Rows from a dataset -
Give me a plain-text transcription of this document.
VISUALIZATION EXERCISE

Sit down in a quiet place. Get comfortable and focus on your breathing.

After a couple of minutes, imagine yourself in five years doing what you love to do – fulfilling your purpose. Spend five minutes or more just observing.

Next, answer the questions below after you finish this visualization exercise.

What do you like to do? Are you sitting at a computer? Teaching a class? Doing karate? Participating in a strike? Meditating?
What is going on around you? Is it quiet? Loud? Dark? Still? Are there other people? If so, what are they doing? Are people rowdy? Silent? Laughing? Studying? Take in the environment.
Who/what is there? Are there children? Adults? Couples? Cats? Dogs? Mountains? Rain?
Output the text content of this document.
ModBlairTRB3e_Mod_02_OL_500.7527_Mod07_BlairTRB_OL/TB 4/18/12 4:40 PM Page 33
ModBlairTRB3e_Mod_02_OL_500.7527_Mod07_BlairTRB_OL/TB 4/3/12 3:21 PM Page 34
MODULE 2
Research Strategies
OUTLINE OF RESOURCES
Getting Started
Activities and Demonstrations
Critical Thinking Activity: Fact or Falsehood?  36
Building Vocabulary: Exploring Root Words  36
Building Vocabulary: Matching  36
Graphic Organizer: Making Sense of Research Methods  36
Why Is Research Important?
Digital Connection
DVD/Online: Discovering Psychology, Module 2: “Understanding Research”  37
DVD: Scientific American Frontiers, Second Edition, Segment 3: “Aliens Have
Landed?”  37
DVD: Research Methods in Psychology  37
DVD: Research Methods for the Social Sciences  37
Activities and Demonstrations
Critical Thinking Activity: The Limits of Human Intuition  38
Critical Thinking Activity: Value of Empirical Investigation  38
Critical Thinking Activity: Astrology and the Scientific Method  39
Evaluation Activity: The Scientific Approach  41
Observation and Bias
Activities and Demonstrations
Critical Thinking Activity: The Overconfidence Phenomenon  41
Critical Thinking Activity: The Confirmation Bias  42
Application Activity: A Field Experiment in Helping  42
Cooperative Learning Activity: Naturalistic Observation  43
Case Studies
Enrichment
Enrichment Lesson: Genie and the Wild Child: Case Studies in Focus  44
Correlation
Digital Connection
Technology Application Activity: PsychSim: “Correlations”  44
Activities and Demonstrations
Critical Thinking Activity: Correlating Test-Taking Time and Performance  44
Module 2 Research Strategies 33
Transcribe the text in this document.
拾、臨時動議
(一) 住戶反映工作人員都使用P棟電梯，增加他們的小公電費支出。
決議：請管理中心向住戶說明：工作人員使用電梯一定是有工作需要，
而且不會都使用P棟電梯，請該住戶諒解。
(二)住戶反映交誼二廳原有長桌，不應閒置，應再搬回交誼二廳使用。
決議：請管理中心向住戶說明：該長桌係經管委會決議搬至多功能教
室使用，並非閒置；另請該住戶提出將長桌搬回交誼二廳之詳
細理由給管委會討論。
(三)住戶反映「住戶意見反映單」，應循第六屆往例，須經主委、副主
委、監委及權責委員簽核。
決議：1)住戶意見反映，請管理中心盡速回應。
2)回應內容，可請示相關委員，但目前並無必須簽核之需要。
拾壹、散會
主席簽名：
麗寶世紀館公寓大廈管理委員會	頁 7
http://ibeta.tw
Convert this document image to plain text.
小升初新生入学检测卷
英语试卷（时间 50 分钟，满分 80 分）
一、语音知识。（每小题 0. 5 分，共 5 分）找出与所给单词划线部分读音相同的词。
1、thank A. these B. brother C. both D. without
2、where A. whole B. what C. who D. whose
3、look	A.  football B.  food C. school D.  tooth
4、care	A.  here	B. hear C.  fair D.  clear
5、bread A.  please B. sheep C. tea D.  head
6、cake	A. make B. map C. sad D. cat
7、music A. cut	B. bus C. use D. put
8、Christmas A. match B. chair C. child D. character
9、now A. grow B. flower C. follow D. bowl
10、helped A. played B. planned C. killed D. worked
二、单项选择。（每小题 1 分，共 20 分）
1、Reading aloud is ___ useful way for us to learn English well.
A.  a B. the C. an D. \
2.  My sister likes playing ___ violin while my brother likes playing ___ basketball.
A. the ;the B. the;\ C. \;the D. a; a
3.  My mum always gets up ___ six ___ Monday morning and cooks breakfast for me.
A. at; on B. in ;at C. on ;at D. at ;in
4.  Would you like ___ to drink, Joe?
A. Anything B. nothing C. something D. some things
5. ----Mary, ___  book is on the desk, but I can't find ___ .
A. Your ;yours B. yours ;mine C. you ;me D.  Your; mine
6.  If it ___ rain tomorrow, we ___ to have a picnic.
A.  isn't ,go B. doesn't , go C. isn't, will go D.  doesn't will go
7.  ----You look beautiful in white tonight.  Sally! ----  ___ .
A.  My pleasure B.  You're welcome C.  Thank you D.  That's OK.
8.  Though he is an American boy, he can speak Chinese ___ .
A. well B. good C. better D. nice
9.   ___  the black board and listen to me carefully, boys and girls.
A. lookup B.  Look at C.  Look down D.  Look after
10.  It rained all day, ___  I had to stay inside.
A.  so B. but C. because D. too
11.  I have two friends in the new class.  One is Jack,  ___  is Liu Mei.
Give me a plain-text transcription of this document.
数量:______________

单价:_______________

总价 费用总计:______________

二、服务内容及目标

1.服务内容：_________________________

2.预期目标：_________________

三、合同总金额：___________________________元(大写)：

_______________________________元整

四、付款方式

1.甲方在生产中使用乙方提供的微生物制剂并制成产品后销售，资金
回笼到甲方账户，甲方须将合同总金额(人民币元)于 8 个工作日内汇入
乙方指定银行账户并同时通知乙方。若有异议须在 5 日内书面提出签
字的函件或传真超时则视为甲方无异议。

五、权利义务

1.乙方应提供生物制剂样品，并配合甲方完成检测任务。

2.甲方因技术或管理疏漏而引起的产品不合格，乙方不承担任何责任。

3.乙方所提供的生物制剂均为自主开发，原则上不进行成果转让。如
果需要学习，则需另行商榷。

SHORT TASK - Copy every record exactly as presented.

TASK OUTPUT -
Give me a plain-text transcription of this document.
VISUALIZATION EXERCISE

Sit down in a quiet place. Get comfortable and focus on your breathing.

After a couple of minutes, imagine yourself in five years doing what you love to do – fulfilling your purpose. Spend five minutes or more just observing.

Next, answer the questions below after you finish this visualization exercise.

What do you like to do? Are you sitting at a computer? Teaching a class? Doing karate? Participating in a strike? Meditating?
What is going on around you? Is it quiet? Loud? Dark? Still? Are there other people? If so, what are they doing? Are people rowdy? Silent? Laughing? Studying? Take in the environment.
Who/what is there? Are there children? Adults? Couples? Cats? Dogs? Mountains? Rain?
Output the text content of this document.
ModBlairTRB3e_Mod_02_OL_500.7527_Mod07_BlairTRB_OL/TB 4/18/12 4:40 PM Page 33
ModBlairTRB3e_Mod_02_OL_500.7527_Mod07_BlairTRB_OL/TB 4/3/12 3:21 PM Page 34
MODULE 2
Research Strategies
OUTLINE OF RESOURCES
Getting Started
Activities and Demonstrations
Critical Thinking Activity: Fact or Falsehood?  36
Building Vocabulary: Exploring Root Words  36
Building Vocabulary: Matching  36
Graphic Organizer: Making Sense of Research Methods  36
Why Is Research Important?
Digital Connection
DVD/Online: Discovering Psychology, Module 2: “Understanding Research”  37
DVD: Scientific American Frontiers, Second Edition, Segment 3: “Aliens Have
Landed?”  37
DVD: Research Methods in Psychology  37
DVD: Research Methods for the Social Sciences  37
Activities and Demonstrations
Critical Thinking Activity: The Limits of Human Intuition  38
Critical Thinking Activity: Value of Empirical Investigation  38
Critical Thinking Activity: Astrology and the Scientific Method  39
Evaluation Activity: The Scientific Approach  41
Observation and Bias
Activities and Demonstrations
Critical Thinking Activity: The Overconfidence Phenomenon  41
Critical Thinking Activity: The Confirmation Bias  42
Application Activity: A Field Experiment in Helping  42
Cooperative Learning Activity: Naturalistic Observation  43
Case Studies
Enrichment
Enrichment Lesson: Genie and the Wild Child: Case Studies in Focus  44
Correlation
Digital Connection
Technology Application Activity: PsychSim: “Correlations”  44
Activities and Demonstrations
Critical Thinking Activity: Correlating Test-Taking Time and Performance  44
Module 2 Research Strategies 33
Transcribe the text in this document.
拾、臨時動議
(一) 住戶反映工作人員都使用P棟電梯，增加他們的小公電費支出。
決議：請管理中心向住戶說明：工作人員使用電梯一定是有工作需要，
而且不會都使用P棟電梯，請該住戶諒解。
(二)住戶反映交誼二廳原有長桌，不應閒置，應再搬回交誼二廳使用。
決議：請管理中心向住戶說明：該長桌係經管委會決議搬至多功能教
室使用，並非閒置；另請該住戶提出將長桌搬回交誼二廳之詳
細理由給管委會討論。
(三)住戶反映「住戶意見反映單」，應循第六屆往例，須經主委、副主
委、監委及權責委員簽核。
決議：1)住戶意見反映，請管理中心盡速回應。
2)回應內容，可請示相關委員，但目前並無必須簽核之需要。
拾壹、散會
主席簽名：
麗寶世紀館公寓大廈管理委員會	頁 7
http://ibeta.tw
Convert this document image to plain text.
小升初新生入学检测卷
英语试卷（时间 50 分钟，满分 80 分）
一、语音知识。（每小题 0. 5 分，共 5 分）找出与所给单词划线部分读音相同的词。
1、thank A. these B. brother C. both D. without
2、where A. whole B. what C. who D. whose
3、look	A.  football B.  food C. school D.  tooth
4、care	A.  here	B. hear C.  fair D.  clear
5、bread A.  please B. sheep C. tea D.  head
6、cake	A. make B. map C. sad D. cat
7、music A. cut	B. bus C. use D. put
8、Christmas A. match B. chair C. child D. character
9、now A. grow B. flower C. follow D. bowl
10、helped A. played B. planned C. killed D. worked
二、单项选择。（每小题 1 分，共 20 分）
1、Reading aloud is ___ useful way for us to learn English well.
A.  a B. the C. an D. \
2.  My sister likes playing ___ violin while my brother likes playing ___ basketball.
A. the ;the B. the;\ C. \;the D. a; a
3.  My mum always gets up ___ six ___ Monday morning and cooks breakfast for me.
A. at; on B. in ;at C. on ;at D. at ;in
4.  Would you like ___ to drink, Joe?
A. Anything B. nothing C. something D. some things
5. ----Mary, ___  book is on the desk, but I can't find ___ .
A. Your ;yours B. yours ;mine C. you ;me D.  Your; mine
6.  If it ___ rain tomorrow, we ___ to have a picnic.
A.  isn't ,go B. doesn't , go C. isn't, will go D.  doesn't will go
7.  ----You look beautiful in white tonight.  Sally! ----  ___ .
A.  My pleasure B.  You're welcome C.  Thank you D.  That's OK.
8.  Though he is an American boy, he can speak Chinese ___ .
A. well B. good C. better D. nice
9.   ___  the black board and listen to me carefully, boys and girls.
A. lookup B.  Look at C.  Look down D.  Look after
10.  It rained all day, ___  I had to stay inside.
A.  so B. but C. because D. too
11.  I have two friends in the new class.  One is Jack,  ___  is Liu Mei.
Give me a plain-text transcription of this document.
数量:______________

单价:_______________

总价 费用总计:______________

二、服务内容及目标

1.服务内容：_________________________

2.预期目标：_________________

三、合同总金额：___________________________元(大写)：

_______________________________元整

四、付款方式

1.甲方在生产中使用乙方提供的微生物制剂并制成产品后销售，资金
回笼到甲方账户，甲方须将合同总金额(人民币元)于 8 个工作日内汇入
乙方指定银行账户并同时通知乙方。若有异议须在 5 日内书面提出签
字的函件或传真超时则视为甲方无异议。

五、权利义务

1.乙方应提供生物制剂样品，并配合甲方完成检测任务。

2.甲方因技术或管理疏漏而引起的产品不合格，乙方不承担任何责任。

3.乙方所提供的生物制剂均为自主开发，原则上不进行成果转让。如
果需要学习，则需另行商榷。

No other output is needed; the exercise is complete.